**TASK STATEMENT:** Extract every line of the material that holds the string "name".

**DATA FOR THE TASK:**
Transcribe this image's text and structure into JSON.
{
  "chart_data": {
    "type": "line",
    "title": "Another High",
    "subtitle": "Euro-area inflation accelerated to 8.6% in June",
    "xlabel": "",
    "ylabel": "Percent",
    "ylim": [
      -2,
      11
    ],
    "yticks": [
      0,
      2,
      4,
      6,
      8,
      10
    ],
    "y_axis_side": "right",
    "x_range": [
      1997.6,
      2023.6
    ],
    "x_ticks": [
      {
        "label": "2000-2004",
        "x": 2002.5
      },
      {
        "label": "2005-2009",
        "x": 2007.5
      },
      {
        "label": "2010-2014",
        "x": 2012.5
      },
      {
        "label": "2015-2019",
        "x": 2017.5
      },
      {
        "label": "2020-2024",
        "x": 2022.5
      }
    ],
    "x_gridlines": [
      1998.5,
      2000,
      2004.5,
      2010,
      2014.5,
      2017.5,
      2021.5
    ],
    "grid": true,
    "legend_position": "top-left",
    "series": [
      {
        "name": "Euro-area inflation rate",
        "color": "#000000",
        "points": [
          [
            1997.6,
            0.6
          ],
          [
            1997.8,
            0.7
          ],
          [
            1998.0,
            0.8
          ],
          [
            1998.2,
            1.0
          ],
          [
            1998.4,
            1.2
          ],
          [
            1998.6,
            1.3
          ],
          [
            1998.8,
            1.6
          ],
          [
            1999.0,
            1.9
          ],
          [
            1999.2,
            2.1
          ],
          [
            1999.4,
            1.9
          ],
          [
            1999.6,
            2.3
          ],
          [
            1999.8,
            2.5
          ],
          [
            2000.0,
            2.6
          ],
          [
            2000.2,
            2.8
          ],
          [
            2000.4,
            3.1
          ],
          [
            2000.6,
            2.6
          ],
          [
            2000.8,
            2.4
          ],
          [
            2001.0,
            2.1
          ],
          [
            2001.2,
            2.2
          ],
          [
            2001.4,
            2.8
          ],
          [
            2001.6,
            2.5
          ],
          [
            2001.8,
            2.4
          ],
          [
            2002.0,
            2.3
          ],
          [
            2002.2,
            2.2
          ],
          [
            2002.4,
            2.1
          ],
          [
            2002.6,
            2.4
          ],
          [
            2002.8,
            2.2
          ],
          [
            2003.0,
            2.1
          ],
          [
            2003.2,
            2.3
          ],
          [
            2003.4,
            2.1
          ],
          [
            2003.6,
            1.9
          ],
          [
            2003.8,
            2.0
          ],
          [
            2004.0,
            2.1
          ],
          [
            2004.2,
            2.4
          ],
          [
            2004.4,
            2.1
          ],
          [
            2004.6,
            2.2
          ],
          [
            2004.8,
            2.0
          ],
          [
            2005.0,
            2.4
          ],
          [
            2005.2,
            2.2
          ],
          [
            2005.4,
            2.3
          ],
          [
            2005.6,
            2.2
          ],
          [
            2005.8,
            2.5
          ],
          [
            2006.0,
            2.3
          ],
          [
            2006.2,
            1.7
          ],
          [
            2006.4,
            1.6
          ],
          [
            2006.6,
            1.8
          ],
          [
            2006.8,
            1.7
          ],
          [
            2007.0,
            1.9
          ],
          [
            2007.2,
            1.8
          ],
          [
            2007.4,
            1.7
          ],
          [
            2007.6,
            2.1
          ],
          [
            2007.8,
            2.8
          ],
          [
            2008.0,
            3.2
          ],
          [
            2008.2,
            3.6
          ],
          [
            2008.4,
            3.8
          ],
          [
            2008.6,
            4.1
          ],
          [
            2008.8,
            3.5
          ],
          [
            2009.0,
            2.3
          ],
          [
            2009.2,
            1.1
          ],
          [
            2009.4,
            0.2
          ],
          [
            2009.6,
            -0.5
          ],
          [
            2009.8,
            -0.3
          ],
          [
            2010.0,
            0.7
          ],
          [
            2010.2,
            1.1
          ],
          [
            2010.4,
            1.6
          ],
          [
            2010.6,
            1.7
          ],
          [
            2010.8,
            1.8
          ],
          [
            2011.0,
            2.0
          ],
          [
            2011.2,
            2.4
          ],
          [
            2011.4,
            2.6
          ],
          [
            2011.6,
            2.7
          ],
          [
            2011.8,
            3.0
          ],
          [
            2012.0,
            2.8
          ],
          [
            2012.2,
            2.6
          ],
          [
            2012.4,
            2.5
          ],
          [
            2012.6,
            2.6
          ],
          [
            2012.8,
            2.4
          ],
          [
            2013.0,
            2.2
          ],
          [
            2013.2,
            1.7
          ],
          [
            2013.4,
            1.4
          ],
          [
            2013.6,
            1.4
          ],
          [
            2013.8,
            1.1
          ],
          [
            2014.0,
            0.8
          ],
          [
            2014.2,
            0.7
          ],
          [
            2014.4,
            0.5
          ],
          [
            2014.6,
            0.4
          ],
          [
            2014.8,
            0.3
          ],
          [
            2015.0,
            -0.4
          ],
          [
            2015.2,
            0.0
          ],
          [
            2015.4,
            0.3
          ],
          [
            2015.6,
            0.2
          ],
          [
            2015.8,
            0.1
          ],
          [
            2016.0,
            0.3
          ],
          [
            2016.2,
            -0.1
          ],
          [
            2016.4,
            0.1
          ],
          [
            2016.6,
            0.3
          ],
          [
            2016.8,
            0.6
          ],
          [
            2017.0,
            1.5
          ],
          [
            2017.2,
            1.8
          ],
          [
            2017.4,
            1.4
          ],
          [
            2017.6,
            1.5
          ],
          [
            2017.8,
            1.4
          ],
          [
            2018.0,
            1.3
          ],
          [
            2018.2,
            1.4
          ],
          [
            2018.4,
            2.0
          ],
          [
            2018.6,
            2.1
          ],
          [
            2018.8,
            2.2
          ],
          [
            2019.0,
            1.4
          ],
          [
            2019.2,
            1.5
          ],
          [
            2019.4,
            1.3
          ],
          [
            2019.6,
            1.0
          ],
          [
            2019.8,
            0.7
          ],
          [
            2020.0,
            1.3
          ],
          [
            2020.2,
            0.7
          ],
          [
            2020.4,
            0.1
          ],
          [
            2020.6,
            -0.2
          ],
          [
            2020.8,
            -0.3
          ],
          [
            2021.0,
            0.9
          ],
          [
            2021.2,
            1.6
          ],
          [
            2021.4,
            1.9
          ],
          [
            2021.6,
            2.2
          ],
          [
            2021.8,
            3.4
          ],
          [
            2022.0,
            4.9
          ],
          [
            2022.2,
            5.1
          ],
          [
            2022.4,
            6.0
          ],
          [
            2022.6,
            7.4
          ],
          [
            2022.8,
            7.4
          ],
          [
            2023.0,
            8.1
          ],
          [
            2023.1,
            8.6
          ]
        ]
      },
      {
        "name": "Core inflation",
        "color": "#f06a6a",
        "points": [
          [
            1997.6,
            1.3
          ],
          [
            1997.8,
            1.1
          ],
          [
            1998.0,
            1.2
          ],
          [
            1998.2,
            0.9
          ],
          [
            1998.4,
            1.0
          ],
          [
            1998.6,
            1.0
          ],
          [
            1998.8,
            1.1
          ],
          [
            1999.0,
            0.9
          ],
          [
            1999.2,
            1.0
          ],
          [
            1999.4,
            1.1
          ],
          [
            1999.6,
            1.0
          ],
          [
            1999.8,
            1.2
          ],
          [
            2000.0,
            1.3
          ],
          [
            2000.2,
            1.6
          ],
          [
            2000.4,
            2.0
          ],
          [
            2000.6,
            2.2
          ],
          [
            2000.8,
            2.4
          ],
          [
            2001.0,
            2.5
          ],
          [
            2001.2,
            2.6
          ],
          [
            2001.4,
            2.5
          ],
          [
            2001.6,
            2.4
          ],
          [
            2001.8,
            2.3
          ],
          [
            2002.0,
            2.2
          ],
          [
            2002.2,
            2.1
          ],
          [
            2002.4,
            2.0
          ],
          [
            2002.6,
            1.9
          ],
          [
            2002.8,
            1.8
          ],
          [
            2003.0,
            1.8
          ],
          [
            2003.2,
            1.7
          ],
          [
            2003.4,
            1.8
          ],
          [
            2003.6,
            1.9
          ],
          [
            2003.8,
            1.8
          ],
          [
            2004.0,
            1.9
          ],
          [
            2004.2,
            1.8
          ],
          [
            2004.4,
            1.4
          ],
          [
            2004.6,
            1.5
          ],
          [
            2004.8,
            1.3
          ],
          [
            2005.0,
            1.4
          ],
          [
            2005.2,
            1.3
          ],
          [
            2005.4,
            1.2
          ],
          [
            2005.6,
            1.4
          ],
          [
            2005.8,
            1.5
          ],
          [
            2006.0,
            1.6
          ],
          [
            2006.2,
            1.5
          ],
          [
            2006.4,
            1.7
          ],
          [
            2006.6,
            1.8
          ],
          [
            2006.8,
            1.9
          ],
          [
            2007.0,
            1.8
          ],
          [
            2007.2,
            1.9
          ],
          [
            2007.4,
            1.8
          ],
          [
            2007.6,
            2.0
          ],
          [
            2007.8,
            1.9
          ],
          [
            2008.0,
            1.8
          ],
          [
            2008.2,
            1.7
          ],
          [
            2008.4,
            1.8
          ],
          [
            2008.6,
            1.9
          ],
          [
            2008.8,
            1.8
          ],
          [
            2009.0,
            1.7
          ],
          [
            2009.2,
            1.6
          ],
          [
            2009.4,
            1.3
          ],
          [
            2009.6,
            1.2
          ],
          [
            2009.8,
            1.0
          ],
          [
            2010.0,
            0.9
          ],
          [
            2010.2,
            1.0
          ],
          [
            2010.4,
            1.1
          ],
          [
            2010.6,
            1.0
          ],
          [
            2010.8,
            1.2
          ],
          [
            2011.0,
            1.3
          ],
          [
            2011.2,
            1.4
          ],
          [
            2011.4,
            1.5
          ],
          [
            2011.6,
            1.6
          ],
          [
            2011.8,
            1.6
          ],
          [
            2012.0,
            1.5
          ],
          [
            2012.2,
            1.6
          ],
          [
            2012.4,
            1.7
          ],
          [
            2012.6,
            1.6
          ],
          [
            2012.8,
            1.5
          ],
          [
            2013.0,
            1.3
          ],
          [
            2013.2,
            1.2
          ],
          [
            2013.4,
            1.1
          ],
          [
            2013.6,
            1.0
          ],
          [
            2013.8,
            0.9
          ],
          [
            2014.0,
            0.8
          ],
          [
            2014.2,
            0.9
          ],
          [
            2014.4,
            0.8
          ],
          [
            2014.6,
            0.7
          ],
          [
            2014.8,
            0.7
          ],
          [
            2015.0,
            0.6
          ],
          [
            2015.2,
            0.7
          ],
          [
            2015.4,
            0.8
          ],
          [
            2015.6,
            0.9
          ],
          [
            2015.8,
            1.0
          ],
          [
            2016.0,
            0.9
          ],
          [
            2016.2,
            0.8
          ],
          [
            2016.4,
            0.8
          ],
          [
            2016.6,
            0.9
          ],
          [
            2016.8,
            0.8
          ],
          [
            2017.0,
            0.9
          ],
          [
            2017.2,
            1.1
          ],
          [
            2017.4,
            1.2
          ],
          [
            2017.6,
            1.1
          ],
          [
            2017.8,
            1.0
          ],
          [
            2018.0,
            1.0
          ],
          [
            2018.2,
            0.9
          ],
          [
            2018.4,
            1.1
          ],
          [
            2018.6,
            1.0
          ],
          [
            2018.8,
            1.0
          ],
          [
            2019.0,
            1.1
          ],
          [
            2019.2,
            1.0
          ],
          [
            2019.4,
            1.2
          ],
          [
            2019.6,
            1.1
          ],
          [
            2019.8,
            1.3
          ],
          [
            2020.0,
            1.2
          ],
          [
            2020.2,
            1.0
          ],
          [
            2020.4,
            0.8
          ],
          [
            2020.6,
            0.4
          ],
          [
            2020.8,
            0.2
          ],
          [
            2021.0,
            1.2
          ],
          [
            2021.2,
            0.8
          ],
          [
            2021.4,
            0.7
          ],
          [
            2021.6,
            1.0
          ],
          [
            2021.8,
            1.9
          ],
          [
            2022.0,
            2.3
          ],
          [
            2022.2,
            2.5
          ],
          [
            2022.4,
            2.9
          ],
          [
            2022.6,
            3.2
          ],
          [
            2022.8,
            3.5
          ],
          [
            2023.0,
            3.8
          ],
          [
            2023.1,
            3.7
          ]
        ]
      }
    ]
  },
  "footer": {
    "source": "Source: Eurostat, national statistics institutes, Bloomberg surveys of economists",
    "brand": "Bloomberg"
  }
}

**REPLY:**
        "name": "Euro-area inflation rate",
        "name": "Core inflation",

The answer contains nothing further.